What to produce. Rewrite the data from the line containing "List each element" through the line containing "67, 482, 228]", replacing every "Circle shape" with "Ellipse shape" and leaving everything else unchanged.

Element and coordinate data.

** begin **

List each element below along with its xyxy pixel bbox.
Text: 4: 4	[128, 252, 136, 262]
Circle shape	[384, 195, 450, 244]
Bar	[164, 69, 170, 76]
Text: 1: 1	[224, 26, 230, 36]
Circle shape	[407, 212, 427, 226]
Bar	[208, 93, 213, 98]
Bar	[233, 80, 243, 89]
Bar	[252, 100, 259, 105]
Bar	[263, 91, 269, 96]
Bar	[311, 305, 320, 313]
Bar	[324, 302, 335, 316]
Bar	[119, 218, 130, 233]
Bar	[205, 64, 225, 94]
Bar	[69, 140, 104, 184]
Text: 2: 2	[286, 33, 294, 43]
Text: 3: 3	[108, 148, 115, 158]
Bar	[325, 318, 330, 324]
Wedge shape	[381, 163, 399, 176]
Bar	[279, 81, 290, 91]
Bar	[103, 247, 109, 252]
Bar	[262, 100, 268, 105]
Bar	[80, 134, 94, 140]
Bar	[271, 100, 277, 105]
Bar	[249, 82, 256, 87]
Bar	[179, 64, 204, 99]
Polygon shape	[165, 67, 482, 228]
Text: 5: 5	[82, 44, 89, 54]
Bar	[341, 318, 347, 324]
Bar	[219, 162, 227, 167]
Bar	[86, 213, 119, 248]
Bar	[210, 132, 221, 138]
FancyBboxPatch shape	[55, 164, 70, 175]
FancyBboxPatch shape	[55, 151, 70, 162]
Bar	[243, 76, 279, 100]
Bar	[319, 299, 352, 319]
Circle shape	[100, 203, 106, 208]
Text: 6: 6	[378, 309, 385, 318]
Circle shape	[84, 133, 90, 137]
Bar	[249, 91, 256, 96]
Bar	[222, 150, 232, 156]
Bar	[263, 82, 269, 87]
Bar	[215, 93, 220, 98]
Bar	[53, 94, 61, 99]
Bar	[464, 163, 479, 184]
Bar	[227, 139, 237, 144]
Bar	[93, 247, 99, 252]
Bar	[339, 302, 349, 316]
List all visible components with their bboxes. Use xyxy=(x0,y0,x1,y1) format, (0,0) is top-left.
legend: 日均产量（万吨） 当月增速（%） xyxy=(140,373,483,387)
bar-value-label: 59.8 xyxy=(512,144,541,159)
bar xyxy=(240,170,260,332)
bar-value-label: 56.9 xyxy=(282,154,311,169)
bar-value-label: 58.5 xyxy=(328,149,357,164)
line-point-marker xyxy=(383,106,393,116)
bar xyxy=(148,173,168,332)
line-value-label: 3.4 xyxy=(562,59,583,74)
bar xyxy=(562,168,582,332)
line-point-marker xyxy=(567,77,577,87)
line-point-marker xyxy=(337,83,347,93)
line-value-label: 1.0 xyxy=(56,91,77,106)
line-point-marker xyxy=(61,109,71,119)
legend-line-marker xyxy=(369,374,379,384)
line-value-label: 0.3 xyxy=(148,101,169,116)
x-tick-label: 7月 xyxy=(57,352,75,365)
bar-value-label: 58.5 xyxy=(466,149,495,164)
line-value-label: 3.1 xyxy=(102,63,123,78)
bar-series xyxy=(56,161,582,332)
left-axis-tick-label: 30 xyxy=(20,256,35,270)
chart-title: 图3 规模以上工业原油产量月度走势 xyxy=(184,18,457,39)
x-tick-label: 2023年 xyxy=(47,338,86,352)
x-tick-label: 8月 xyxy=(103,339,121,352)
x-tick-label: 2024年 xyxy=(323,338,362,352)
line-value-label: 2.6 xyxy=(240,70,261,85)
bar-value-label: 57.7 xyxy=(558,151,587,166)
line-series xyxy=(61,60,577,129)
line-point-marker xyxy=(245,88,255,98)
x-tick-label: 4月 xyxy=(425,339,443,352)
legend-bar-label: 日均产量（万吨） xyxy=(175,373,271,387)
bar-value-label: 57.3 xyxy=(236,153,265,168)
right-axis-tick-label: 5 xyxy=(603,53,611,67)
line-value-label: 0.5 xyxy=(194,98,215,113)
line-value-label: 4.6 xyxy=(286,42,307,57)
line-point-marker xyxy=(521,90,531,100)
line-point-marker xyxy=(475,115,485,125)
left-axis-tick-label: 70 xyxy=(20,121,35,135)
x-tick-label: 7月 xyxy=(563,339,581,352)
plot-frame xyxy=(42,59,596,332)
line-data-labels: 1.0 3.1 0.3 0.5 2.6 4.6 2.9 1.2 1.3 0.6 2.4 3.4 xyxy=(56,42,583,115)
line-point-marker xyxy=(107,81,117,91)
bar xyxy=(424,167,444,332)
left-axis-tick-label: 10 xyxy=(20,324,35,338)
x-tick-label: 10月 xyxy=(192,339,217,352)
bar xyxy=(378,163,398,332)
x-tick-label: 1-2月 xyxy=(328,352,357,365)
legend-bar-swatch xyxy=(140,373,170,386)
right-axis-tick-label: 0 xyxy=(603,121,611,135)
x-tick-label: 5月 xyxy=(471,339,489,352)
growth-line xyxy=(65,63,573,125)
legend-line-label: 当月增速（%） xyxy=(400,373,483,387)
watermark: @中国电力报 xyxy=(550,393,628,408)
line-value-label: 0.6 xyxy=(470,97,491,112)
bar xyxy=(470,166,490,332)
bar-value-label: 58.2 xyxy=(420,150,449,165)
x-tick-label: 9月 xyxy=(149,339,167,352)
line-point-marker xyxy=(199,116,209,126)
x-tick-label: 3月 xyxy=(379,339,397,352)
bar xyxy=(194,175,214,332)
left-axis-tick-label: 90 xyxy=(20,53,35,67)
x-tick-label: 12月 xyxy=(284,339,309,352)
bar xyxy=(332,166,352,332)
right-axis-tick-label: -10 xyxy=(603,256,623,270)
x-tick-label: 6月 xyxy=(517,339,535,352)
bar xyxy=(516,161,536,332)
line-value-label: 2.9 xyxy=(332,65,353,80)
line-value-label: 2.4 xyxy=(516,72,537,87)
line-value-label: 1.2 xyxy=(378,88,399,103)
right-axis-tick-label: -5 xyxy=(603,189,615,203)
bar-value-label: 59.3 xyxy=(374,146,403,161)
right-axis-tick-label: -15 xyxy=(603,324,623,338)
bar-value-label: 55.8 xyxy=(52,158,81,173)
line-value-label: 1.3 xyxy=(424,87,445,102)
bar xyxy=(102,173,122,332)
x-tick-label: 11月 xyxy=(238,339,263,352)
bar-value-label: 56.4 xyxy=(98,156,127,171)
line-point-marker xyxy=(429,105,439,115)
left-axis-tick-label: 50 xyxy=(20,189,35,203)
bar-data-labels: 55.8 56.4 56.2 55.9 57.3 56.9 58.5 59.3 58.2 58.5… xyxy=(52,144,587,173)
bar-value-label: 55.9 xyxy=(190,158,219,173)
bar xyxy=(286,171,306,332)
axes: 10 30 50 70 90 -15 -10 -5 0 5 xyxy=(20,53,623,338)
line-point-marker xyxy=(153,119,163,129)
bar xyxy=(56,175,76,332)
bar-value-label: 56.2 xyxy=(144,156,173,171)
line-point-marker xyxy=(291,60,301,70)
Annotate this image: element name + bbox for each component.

** end **
** begin **

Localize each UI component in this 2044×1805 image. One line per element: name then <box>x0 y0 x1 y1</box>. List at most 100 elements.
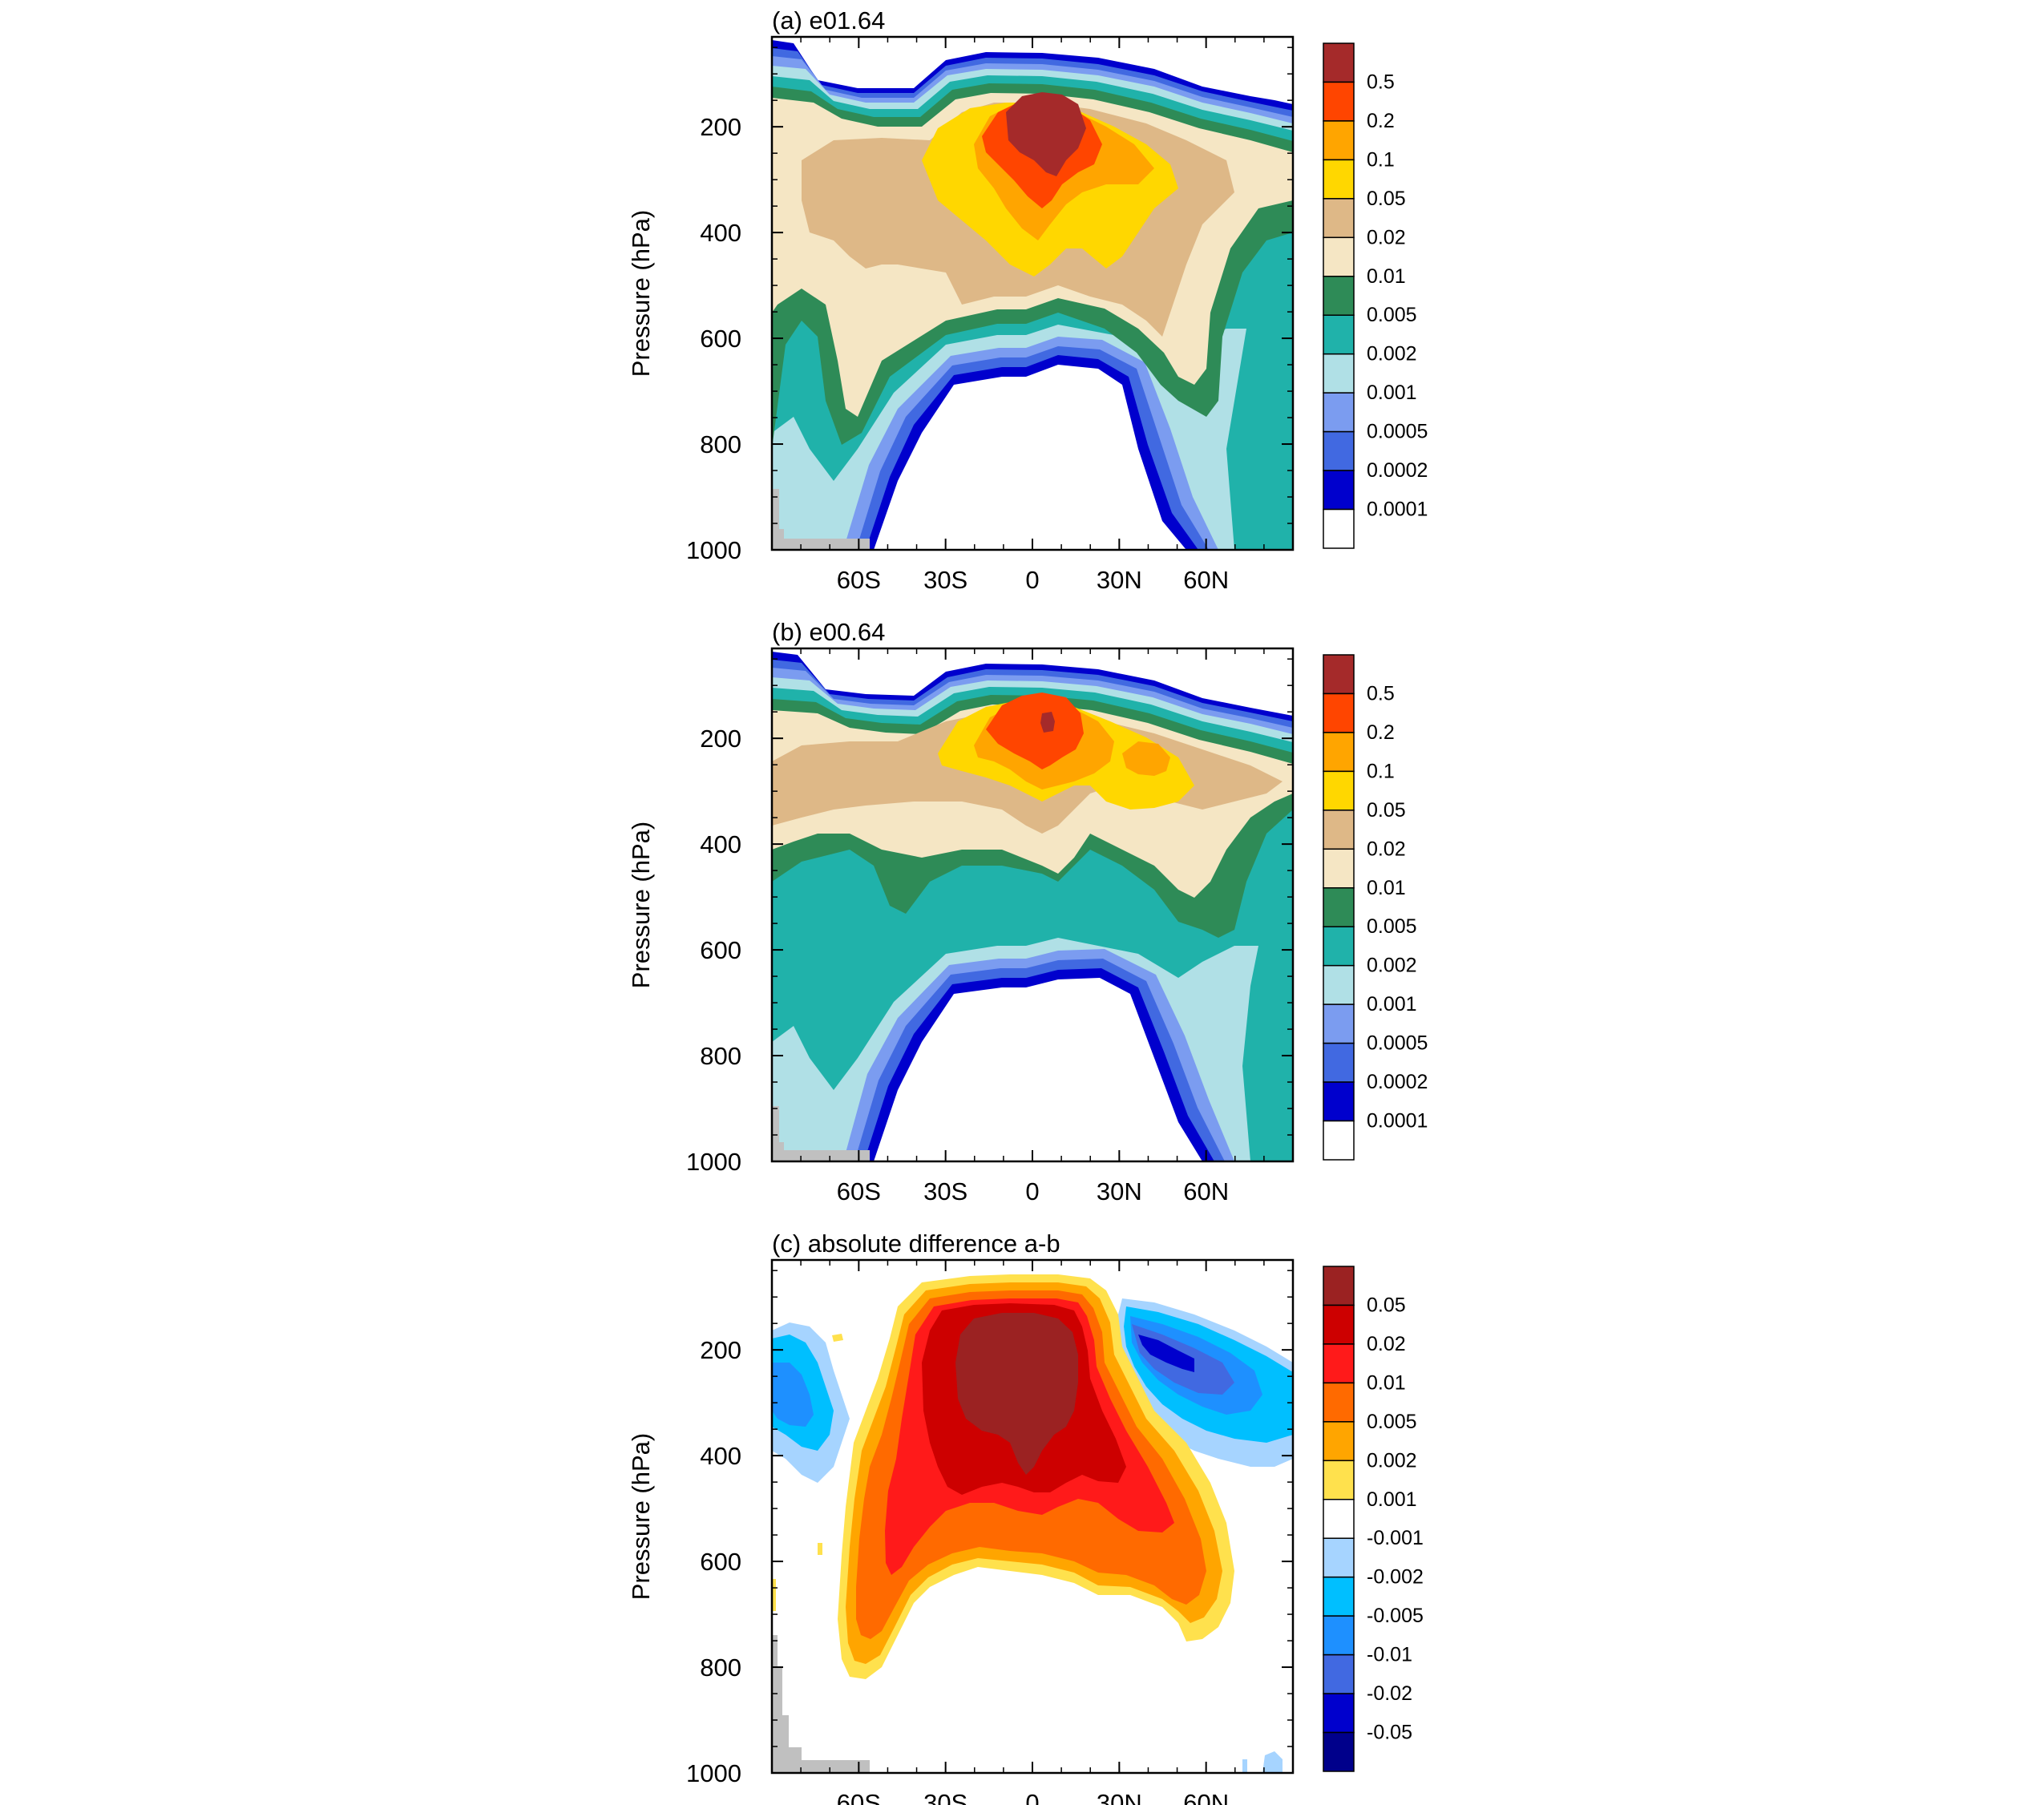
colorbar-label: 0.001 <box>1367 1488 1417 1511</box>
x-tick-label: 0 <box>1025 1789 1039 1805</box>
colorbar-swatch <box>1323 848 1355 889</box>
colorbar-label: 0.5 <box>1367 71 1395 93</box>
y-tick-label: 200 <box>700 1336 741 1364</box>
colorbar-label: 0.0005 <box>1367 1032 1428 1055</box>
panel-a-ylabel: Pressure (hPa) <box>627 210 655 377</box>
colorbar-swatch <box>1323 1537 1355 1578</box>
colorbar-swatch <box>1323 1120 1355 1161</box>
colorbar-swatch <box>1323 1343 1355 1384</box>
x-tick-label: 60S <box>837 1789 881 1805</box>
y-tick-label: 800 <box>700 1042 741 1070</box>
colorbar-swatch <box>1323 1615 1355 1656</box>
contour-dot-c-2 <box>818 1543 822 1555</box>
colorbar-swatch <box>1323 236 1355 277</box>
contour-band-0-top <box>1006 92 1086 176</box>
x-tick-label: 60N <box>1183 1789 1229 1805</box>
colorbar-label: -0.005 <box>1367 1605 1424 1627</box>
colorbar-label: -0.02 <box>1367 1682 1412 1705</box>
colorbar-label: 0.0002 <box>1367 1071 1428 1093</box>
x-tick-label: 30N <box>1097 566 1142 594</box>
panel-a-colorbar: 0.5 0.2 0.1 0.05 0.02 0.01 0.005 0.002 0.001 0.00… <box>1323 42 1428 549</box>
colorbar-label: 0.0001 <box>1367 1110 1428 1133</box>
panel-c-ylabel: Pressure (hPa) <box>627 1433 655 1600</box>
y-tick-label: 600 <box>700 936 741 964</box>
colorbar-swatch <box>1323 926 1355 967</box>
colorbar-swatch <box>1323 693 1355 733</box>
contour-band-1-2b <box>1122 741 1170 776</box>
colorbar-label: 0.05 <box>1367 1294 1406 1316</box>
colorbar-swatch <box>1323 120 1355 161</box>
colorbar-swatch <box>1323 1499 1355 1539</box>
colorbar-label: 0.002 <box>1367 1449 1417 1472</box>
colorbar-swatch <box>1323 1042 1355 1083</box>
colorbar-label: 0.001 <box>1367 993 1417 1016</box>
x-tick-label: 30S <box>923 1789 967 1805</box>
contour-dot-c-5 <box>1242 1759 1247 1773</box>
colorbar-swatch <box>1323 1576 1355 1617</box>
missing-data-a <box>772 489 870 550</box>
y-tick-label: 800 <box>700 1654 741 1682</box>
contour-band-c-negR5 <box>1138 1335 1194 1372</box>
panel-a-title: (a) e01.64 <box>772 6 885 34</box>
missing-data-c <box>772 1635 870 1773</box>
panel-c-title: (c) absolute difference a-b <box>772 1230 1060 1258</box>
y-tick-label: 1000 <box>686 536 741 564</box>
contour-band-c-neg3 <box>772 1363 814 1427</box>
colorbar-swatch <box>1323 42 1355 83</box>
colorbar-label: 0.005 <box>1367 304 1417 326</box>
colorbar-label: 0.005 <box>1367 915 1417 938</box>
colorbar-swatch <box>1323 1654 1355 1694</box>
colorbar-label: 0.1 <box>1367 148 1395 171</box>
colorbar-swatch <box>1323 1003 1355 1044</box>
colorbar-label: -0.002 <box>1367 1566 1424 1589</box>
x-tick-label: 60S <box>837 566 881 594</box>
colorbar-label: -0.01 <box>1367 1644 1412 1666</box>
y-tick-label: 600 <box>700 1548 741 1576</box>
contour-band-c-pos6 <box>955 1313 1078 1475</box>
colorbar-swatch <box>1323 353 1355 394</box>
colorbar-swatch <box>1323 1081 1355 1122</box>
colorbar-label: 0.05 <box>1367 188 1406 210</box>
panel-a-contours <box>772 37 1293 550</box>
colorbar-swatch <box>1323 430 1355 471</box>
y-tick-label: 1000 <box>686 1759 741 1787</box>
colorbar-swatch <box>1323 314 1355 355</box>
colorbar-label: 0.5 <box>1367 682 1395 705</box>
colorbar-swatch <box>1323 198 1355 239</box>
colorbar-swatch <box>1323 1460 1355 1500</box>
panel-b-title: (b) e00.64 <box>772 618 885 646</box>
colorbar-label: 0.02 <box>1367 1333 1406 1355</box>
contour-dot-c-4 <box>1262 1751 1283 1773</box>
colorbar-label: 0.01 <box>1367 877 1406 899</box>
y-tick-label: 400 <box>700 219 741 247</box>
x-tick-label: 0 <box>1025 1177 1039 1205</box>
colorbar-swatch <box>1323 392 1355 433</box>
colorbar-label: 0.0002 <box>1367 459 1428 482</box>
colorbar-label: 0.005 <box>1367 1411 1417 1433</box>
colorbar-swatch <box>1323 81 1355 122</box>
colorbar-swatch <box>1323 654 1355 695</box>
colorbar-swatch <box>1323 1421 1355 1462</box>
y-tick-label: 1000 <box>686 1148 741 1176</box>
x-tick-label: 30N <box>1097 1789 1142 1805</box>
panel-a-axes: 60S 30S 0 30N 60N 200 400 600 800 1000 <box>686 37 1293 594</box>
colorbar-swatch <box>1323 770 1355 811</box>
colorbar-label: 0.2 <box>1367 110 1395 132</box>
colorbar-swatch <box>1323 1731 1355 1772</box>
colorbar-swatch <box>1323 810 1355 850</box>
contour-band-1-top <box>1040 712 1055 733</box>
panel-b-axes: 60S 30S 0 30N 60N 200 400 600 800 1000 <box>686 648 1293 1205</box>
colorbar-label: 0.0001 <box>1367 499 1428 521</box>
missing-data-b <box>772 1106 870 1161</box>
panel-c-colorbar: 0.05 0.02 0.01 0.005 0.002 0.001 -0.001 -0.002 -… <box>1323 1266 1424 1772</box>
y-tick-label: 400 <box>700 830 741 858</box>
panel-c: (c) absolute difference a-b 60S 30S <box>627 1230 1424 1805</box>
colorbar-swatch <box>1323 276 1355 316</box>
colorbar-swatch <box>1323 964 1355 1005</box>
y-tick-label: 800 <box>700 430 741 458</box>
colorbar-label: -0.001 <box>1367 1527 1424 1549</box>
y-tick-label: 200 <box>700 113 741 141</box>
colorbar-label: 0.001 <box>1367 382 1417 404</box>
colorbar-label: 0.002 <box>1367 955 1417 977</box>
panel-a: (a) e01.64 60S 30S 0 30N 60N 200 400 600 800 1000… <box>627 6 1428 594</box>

** end **

The reply.
List each element below along with its xyxy pixel bbox.
Text: 4: 4	[128, 252, 136, 262]
Ellipse shape	[384, 195, 450, 244]
Bar	[164, 69, 170, 76]
Text: 1: 1	[224, 26, 230, 36]
Ellipse shape	[407, 212, 427, 226]
Bar	[208, 93, 213, 98]
Bar	[233, 80, 243, 89]
Bar	[252, 100, 259, 105]
Bar	[263, 91, 269, 96]
Bar	[311, 305, 320, 313]
Bar	[324, 302, 335, 316]
Bar	[119, 218, 130, 233]
Bar	[205, 64, 225, 94]
Bar	[69, 140, 104, 184]
Text: 2: 2	[286, 33, 294, 43]
Text: 3: 3	[108, 148, 115, 158]
Bar	[325, 318, 330, 324]
Wedge shape	[381, 163, 399, 176]
Bar	[279, 81, 290, 91]
Bar	[103, 247, 109, 252]
Bar	[262, 100, 268, 105]
Bar	[80, 134, 94, 140]
Bar	[271, 100, 277, 105]
Bar	[249, 82, 256, 87]
Bar	[179, 64, 204, 99]
Polygon shape	[165, 67, 482, 228]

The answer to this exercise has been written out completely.